▸ **SHORT TASK**: Quote every line below exactly and skip any picture.

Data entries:
****
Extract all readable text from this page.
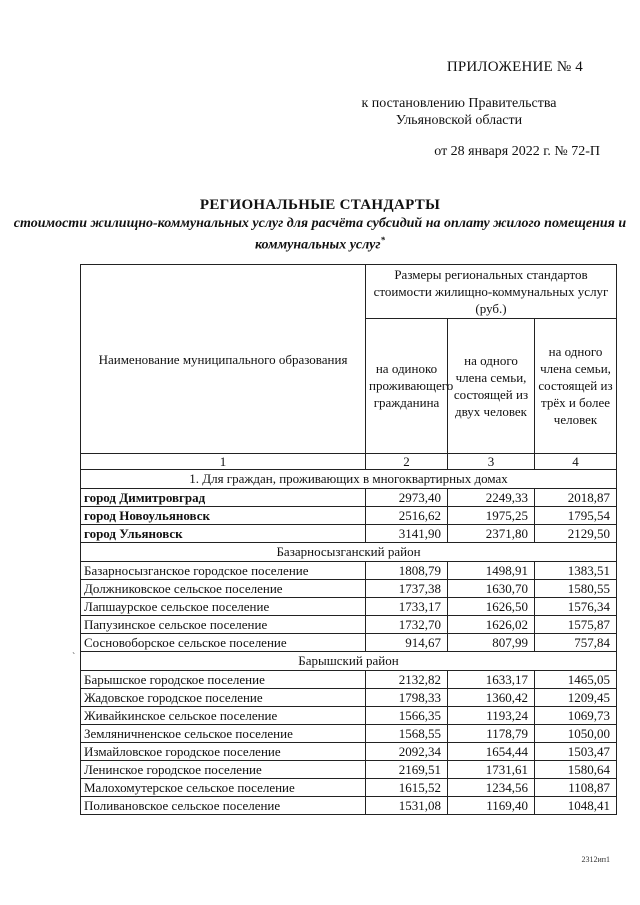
ПРИЛОЖЕНИЕ № 4
к постановлению Правительства Ульяновской области
от 28 января 2022 г. № 72-П
РЕГИОНАЛЬНЫЕ СТАНДАРТЫ
стоимости жилищно-коммунальных услуг для расчёта субсидий на оплату жилого помещения и коммунальных услуг*
Наименование муниципального образования	Размеры региональных стандартов стоимости жилищно-коммунальных услуг (руб.)		
	на одиноко проживающего гражданина	на одного члена семьи, состоящей из двух человек	на одного члена семьи, состоящей из трёх и более человек
1	2	3	4
1. Для граждан, проживающих в многоквартирных домах			
город Димитровград	2973,40	2249,33	2018,87
город Новоульяновск	2516,62	1975,25	1795,54
город Ульяновск	3141,90	2371,80	2129,50
Базарносызганский район			
Базарносызганское городское поселение	1808,79	1498,91	1383,51
Должниковское сельское поселение	1737,38	1630,70	1580,55
Лапшаурское сельское поселение	1733,17	1626,50	1576,34
Папузинское сельское поселение	1732,70	1626,02	1575,87
Сосновоборское сельское поселение	914,67	807,99	757,84
Барышский район			
Барышское городское поселение	2132,82	1633,17	1465,05
Жадовское городское поселение	1798,33	1360,42	1209,45
Живайкинское сельское поселение	1566,35	1193,24	1069,73
Земляничненское сельское поселение	1568,55	1178,79	1050,00
Измайловское городское поселение	2092,34	1654,44	1503,47
Ленинское городское поселение	2169,51	1731,61	1580,64
Малохомутерское сельское поселение	1615,52	1234,56	1108,87
Поливановское сельское поселение	1531,08	1169,40	1048,41
`
2312ип1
****
▸ **SOLUTION BELOW**:
Extract all readable text from this page.
ПРИЛОЖЕНИЕ № 4
к постановлению Правительства Ульяновской области
от 28 января 2022 г. № 72-П
РЕГИОНАЛЬНЫЕ СТАНДАРТЫ
стоимости жилищно-коммунальных услуг для расчёта субсидий на оплату жилого помещения и коммунальных услуг*
Наименование муниципального образования	Размеры региональных стандартов стоимости жилищно-коммунальных услуг (руб.)		
	на одиноко проживающего гражданина	на одного члена семьи, состоящей из двух человек	на одного члена семьи, состоящей из трёх и более человек
1	2	3	4
1. Для граждан, проживающих в многоквартирных домах			
город Димитровград	2973,40	2249,33	2018,87
город Новоульяновск	2516,62	1975,25	1795,54
город Ульяновск	3141,90	2371,80	2129,50
Базарносызганский район			
Базарносызганское городское поселение	1808,79	1498,91	1383,51
Должниковское сельское поселение	1737,38	1630,70	1580,55
Лапшаурское сельское поселение	1733,17	1626,50	1576,34
Папузинское сельское поселение	1732,70	1626,02	1575,87
Сосновоборское сельское поселение	914,67	807,99	757,84
Барышский район			
Барышское городское поселение	2132,82	1633,17	1465,05
Жадовское городское поселение	1798,33	1360,42	1209,45
Живайкинское сельское поселение	1566,35	1193,24	1069,73
Земляничненское сельское поселение	1568,55	1178,79	1050,00
Измайловское городское поселение	2092,34	1654,44	1503,47
Ленинское городское поселение	2169,51	1731,61	1580,64
Малохомутерское сельское поселение	1615,52	1234,56	1108,87
Поливановское сельское поселение	1531,08	1169,40	1048,41
`
2312ип1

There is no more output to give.